PASSAGE PROVIDED:
In that state, activists and reform advocates were able to force a major concession in 2021 when the Pennsylvania State Senate voted to end prison gerrymandering. Instead state prisoners now count as residents of the counties they lived in prior to incarceration. However, the state’s Legislative Reapportionment Commission later backtracked and said that this decision would not apply to those serving life sentences or sentenced to remain in prison until the next census — in 2030. That means that roughly one in four Pennsylvania prisoners still will not be counted as part of their home district. (WHYY, Sept. 21, 2021)
New York state Democrats put forward a similar initiative to prevent prison gerrymandering as a ballot proposal in November 2021. It was defeated along with other reforms including same-day voter registration and expanding absentee ballot access.

SET OF TASKS:
[1] In the passage on prison gerrymandering, in what year did the Pennsylvania State Senate vote to end the practice?
[2] Which reforms does the passage on prison gerrymandering say were defeated in New York in November 2021?
[3] In the passage on prison gerrymandering, write out everything from "New York state" down to "absentee ballot access." again, substituting "lawmakers" for "Democrats".

Structured page parsing data

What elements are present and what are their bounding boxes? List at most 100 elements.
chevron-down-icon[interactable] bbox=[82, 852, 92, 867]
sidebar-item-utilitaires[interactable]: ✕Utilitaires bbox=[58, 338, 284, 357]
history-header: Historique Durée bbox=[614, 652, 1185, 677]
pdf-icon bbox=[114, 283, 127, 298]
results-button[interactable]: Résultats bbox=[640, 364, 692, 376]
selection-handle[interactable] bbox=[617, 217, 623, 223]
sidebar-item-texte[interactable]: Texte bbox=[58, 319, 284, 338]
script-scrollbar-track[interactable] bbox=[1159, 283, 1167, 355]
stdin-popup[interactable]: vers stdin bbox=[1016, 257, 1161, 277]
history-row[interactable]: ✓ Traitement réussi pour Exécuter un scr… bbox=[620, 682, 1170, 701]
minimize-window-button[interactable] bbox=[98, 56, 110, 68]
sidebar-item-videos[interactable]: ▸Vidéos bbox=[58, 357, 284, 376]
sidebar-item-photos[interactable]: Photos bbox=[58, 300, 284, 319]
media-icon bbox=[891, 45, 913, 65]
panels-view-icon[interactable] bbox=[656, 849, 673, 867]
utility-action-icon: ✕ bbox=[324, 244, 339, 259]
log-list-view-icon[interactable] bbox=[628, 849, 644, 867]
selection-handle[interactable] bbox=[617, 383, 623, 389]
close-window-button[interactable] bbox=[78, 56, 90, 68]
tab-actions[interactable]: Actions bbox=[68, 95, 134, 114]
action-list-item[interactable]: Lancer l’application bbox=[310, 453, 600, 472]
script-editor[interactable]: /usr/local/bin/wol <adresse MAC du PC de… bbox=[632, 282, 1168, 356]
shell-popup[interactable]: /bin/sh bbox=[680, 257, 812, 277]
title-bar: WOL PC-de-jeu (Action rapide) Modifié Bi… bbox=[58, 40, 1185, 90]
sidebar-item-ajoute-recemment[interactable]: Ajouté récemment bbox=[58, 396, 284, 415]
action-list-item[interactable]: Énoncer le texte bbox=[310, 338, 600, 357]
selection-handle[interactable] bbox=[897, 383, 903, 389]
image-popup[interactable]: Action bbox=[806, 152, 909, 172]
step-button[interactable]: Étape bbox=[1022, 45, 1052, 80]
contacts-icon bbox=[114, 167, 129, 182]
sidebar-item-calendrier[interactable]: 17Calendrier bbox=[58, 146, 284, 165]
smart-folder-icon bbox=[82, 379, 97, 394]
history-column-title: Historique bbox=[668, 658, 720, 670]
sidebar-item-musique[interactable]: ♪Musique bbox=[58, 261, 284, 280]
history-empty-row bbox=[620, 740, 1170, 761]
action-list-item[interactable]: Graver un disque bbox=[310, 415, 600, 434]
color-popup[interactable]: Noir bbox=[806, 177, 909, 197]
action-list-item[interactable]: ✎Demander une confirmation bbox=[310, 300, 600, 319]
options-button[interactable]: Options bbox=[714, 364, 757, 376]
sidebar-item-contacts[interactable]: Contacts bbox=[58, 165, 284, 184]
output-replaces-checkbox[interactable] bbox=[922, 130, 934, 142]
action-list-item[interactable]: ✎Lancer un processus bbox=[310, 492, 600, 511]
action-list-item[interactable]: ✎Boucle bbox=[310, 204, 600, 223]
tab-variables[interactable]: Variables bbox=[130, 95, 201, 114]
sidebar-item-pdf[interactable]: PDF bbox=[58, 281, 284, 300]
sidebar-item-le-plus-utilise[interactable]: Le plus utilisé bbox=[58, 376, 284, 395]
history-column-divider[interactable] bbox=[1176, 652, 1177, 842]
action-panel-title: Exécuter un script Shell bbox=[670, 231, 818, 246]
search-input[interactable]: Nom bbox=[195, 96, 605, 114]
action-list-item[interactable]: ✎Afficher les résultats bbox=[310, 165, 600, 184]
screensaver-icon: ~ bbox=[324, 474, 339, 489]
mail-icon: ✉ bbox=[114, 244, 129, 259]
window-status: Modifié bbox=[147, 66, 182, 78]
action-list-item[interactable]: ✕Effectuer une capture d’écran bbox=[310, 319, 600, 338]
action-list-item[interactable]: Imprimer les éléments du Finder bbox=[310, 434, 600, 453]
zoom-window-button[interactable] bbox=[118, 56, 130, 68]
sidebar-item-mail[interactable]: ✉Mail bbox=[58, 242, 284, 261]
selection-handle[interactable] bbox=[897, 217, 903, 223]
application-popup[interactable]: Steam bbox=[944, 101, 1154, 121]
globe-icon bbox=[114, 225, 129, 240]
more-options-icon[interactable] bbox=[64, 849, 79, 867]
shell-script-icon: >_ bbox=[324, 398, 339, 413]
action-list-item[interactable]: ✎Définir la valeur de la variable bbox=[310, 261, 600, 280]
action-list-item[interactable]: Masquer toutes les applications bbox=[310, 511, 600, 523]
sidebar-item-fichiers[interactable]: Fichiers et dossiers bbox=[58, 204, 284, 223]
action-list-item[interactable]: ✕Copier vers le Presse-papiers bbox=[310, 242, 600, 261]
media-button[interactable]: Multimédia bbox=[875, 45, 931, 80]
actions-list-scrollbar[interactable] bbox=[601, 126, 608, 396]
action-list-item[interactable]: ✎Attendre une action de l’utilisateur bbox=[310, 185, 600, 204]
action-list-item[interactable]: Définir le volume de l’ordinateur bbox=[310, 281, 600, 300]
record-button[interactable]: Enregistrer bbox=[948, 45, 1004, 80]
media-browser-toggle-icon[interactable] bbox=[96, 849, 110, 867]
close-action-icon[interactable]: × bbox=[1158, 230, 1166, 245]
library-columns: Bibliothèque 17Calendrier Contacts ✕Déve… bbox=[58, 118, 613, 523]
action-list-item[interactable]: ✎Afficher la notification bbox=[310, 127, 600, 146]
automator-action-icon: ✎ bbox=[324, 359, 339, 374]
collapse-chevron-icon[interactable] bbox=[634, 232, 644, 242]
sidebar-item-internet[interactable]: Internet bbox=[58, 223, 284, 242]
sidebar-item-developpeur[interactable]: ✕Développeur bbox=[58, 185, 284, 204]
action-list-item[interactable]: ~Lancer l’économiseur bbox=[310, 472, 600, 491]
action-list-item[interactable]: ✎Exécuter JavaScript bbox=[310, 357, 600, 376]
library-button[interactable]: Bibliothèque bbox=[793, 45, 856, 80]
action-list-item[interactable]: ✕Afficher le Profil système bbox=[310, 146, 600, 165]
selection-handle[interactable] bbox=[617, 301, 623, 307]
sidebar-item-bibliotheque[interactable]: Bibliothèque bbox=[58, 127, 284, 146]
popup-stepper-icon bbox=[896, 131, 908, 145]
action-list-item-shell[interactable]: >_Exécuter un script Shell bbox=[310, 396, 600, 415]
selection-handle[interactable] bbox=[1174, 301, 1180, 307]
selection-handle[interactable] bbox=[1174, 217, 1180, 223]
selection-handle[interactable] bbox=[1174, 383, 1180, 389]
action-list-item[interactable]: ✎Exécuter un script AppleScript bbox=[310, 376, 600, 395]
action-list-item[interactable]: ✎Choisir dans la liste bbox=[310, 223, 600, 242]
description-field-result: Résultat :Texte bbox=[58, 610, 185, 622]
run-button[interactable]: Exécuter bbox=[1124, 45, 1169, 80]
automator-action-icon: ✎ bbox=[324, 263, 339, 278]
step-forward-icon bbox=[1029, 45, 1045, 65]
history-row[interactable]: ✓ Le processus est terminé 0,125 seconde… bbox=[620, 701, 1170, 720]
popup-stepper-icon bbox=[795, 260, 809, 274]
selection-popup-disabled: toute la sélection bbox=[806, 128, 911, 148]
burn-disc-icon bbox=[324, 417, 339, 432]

RESULTS OF THE EXERCISE:
[1] 2021

[2]
- The ballot proposal to prevent prison gerrymandering
- Same-day voter registration
- Expanding absentee ballot access

[3]
New York state lawmakers put forward a similar initiative to prevent prison gerrymandering as a ballot proposal in November 2021. It was defeated along with other reforms including same-day voter registration and expanding absentee ballot access.